-- Begin Data supplied --
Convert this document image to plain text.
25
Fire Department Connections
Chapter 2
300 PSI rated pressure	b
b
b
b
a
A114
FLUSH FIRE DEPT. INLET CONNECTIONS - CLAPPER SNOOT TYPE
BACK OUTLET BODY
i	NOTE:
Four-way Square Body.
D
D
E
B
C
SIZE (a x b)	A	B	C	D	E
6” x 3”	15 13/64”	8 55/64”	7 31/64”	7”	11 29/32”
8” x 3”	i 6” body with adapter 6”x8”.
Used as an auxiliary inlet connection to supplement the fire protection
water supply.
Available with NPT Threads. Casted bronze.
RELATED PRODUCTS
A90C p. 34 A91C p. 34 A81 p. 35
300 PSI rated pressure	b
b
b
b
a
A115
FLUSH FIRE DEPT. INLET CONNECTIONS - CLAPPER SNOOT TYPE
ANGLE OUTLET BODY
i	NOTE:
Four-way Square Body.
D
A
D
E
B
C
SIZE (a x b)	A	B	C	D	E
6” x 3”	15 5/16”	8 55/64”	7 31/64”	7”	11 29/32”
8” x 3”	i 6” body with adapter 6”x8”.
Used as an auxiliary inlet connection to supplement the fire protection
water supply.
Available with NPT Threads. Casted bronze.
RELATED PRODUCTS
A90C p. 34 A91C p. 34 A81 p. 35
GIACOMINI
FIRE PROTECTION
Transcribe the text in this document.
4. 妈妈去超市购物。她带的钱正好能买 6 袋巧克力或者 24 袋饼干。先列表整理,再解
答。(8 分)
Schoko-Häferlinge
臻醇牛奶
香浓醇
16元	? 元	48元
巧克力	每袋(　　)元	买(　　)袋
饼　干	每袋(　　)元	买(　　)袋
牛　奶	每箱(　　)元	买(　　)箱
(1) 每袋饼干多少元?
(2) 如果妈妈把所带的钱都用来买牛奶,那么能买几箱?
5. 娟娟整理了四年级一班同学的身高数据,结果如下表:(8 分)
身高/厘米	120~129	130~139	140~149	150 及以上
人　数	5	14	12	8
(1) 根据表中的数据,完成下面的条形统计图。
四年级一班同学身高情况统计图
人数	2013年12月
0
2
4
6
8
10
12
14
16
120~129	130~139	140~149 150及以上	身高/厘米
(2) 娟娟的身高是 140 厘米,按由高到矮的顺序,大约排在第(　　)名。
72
-- End Data supplied --
-- Begin Data supplied --
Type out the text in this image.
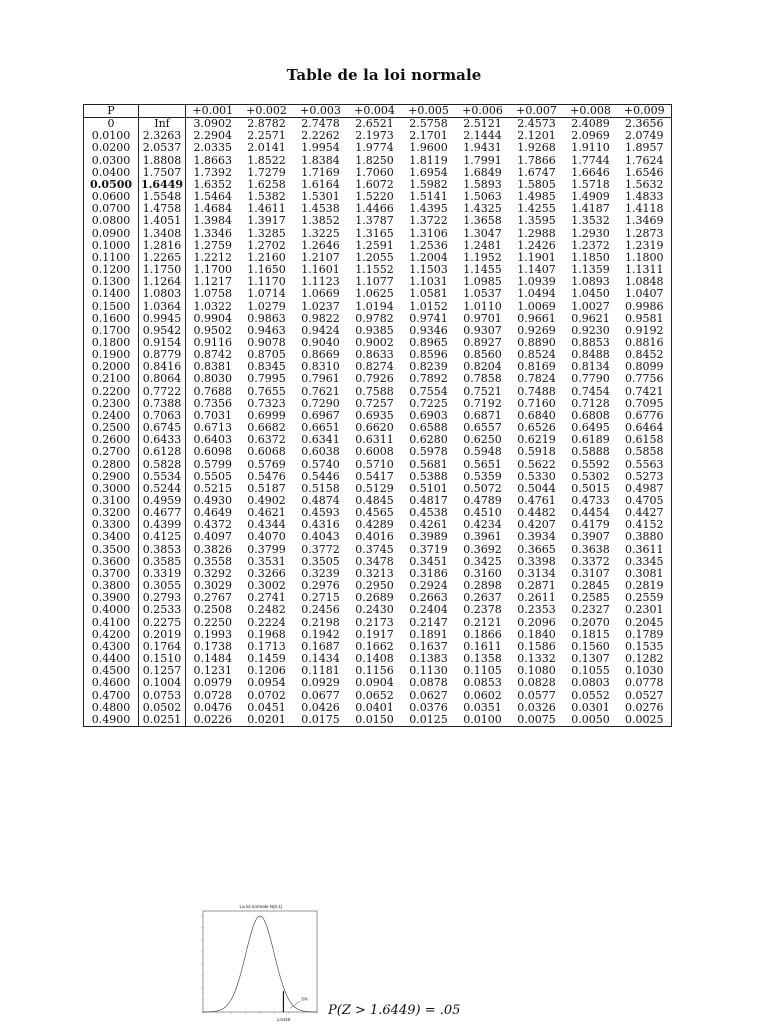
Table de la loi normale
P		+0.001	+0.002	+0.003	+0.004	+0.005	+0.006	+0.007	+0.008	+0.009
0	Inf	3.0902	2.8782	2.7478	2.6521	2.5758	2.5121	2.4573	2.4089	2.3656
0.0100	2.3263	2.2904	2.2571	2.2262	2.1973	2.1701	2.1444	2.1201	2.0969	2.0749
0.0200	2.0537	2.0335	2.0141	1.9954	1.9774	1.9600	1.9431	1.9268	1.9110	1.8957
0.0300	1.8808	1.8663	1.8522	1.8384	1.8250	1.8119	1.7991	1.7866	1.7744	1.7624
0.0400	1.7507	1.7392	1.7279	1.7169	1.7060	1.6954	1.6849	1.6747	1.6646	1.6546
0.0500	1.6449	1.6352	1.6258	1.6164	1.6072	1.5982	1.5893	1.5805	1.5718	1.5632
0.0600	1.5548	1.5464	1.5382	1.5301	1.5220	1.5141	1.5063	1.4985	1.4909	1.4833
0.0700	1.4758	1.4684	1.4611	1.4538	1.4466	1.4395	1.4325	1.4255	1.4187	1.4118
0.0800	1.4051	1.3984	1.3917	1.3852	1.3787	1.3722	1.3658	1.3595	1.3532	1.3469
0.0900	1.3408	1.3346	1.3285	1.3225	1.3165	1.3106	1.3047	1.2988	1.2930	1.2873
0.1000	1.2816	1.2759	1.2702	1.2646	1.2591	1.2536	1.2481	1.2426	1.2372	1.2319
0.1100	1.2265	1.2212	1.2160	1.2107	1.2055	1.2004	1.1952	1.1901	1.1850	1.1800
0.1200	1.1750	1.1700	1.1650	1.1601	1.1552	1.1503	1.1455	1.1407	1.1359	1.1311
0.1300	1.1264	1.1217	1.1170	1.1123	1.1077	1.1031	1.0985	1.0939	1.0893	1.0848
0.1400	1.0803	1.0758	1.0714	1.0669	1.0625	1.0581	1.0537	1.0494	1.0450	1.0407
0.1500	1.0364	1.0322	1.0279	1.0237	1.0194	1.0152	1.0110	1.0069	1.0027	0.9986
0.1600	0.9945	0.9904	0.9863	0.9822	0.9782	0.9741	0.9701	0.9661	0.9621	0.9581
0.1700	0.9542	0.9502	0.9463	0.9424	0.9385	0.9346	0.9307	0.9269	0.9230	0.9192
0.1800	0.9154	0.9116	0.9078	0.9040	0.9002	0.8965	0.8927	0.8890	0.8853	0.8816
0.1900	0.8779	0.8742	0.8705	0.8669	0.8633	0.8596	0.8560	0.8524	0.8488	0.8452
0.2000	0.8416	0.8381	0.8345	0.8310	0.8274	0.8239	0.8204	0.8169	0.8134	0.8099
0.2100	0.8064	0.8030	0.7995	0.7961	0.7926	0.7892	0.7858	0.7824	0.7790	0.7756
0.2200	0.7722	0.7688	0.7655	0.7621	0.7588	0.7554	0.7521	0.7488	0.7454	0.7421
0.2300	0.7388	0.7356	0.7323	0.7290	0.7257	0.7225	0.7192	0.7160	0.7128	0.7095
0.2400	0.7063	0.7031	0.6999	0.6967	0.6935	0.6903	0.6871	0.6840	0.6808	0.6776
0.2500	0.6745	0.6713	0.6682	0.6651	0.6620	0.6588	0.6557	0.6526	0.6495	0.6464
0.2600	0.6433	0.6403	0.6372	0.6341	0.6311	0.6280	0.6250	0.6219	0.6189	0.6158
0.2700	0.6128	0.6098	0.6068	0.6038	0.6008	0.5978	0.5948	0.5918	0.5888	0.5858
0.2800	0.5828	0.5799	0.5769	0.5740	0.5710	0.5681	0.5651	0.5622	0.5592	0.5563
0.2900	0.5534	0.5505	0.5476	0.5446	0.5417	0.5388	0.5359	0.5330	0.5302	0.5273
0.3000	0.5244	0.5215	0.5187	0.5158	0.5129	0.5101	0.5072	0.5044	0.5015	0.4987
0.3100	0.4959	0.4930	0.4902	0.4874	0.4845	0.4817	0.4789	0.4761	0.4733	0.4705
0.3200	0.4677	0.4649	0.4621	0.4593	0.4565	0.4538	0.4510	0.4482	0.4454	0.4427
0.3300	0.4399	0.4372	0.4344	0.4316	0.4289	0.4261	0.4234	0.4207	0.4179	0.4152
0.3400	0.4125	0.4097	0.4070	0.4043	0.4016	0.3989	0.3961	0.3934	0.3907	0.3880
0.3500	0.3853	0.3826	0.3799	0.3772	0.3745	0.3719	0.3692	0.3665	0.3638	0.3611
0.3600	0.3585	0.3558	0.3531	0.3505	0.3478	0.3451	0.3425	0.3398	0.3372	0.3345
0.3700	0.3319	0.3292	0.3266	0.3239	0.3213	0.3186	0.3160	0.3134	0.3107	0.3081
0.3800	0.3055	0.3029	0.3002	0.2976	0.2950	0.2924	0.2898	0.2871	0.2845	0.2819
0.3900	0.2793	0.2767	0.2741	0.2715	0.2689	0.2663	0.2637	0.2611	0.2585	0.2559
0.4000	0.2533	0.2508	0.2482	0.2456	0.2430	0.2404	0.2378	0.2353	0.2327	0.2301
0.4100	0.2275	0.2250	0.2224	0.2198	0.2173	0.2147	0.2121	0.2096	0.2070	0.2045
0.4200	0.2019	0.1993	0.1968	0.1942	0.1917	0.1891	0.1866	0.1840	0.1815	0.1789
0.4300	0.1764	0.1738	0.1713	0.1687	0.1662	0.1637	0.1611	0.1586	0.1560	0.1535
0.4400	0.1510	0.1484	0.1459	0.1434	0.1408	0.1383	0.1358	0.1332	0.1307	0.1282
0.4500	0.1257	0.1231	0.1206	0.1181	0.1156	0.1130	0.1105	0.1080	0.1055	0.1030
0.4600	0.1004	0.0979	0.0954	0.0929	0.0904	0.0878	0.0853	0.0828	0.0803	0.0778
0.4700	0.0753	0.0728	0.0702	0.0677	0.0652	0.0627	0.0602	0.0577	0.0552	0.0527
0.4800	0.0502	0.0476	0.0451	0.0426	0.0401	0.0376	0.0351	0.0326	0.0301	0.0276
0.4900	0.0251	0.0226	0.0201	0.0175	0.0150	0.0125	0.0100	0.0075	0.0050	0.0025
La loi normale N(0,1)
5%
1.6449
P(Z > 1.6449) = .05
-- End Data supplied --
Prompt => Show each line holding the word "text".

Written reply =>
Convert this document image to plain text.
Transcribe the text in this document.
Type out the text in this image.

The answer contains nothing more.